[start of Data shown]

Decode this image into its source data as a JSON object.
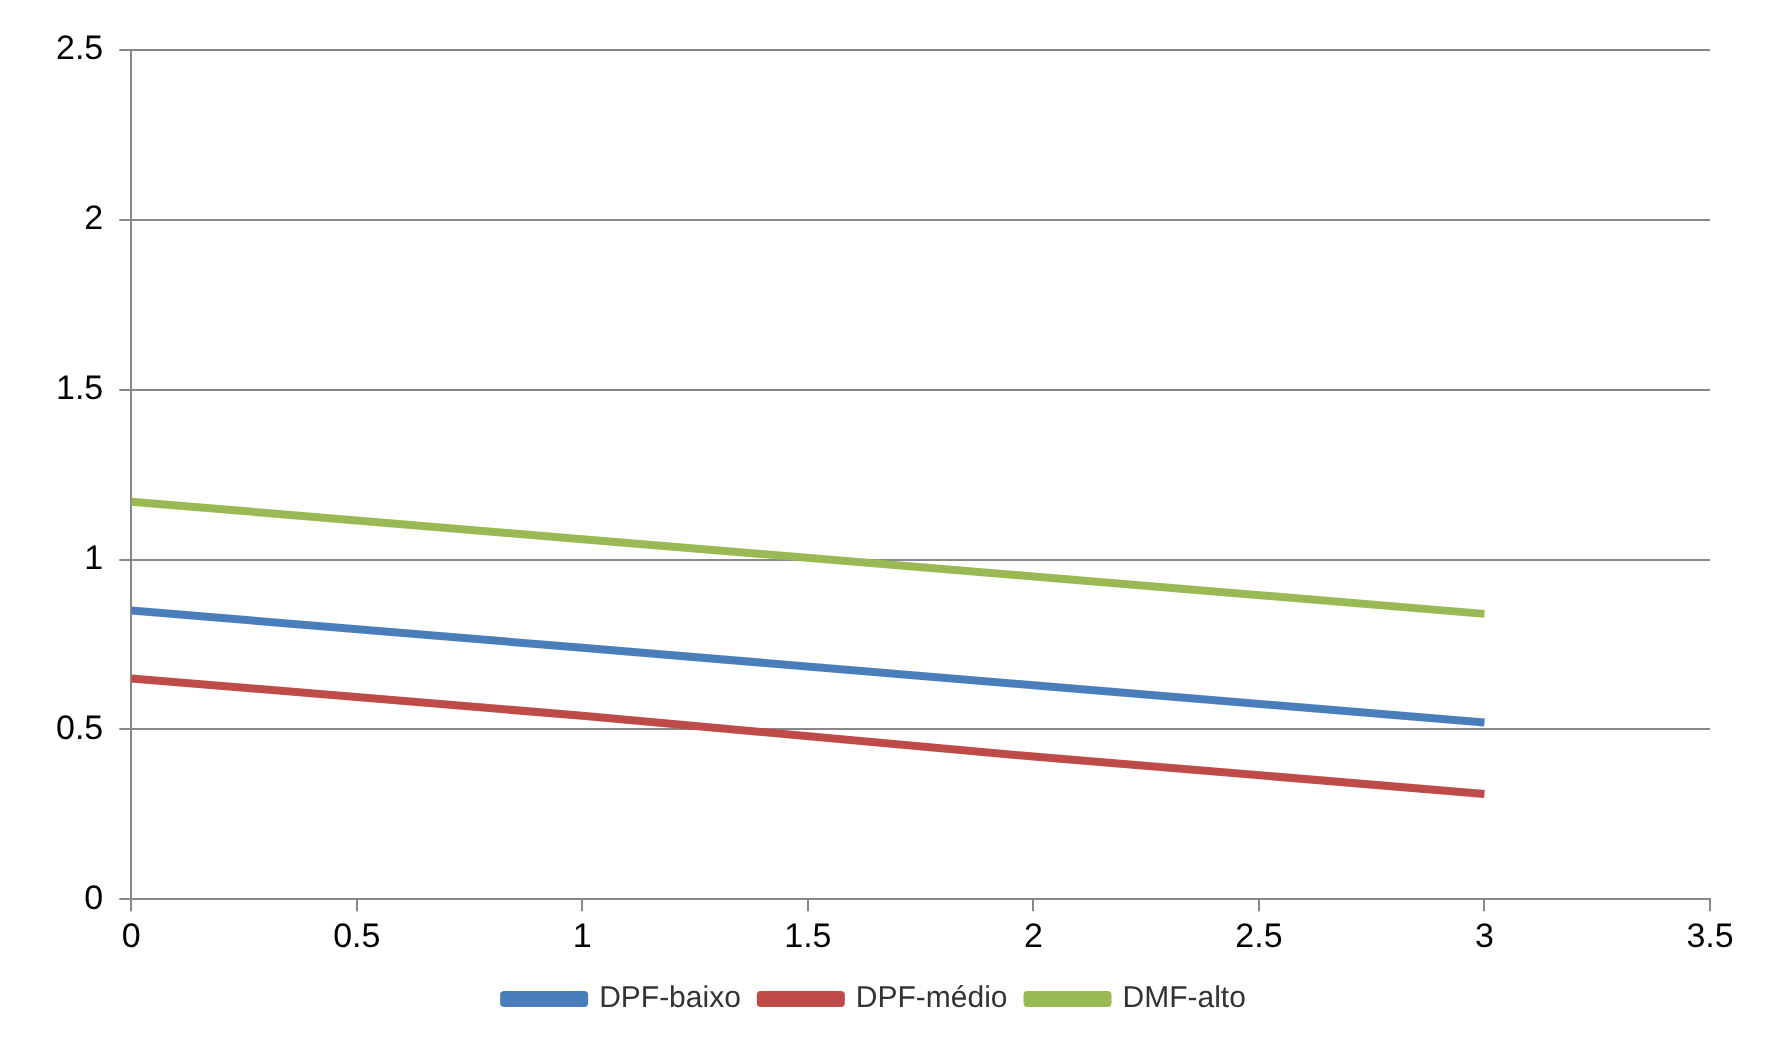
{
  "chart_data": {
    "type": "line",
    "x": [
      0,
      1,
      2,
      3
    ],
    "series": [
      {
        "name": "DPF-baixo",
        "color": "#4a7ebb",
        "values": [
          0.85,
          0.74,
          0.63,
          0.52
        ]
      },
      {
        "name": "DPF-médio",
        "color": "#be4b48",
        "values": [
          0.65,
          0.54,
          0.42,
          0.31
        ]
      },
      {
        "name": "DMF-alto",
        "color": "#98b954",
        "values": [
          1.17,
          1.06,
          0.95,
          0.84
        ]
      }
    ],
    "xlim": [
      0,
      3.5
    ],
    "xticks": [
      0,
      0.5,
      1,
      1.5,
      2,
      2.5,
      3,
      3.5
    ],
    "ylim": [
      0,
      2.5
    ],
    "yticks": [
      0,
      0.5,
      1,
      1.5,
      2,
      2.5
    ],
    "grid": "y",
    "legend": "bottom",
    "marker": "none",
    "line_style": "solid"
  }
}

[end of Data shown]

Reproduce the entries above word for word. Pictures stay out.

Decode this image into its source data as a JSON object.
{
  "chart_data": {
    "type": "line",
    "x": [
      0,
      1,
      2,
      3
    ],
    "series": [
      {
        "name": "DPF-baixo",
        "color": "#4a7ebb",
        "values": [
          0.85,
          0.74,
          0.63,
          0.52
        ]
      },
      {
        "name": "DPF-médio",
        "color": "#be4b48",
        "values": [
          0.65,
          0.54,
          0.42,
          0.31
        ]
      },
      {
        "name": "DMF-alto",
        "color": "#98b954",
        "values": [
          1.17,
          1.06,
          0.95,
          0.84
        ]
      }
    ],
    "xlim": [
      0,
      3.5
    ],
    "xticks": [
      0,
      0.5,
      1,
      1.5,
      2,
      2.5,
      3,
      3.5
    ],
    "ylim": [
      0,
      2.5
    ],
    "yticks": [
      0,
      0.5,
      1,
      1.5,
      2,
      2.5
    ],
    "grid": "y",
    "legend": "bottom",
    "marker": "none",
    "line_style": "solid"
  }
}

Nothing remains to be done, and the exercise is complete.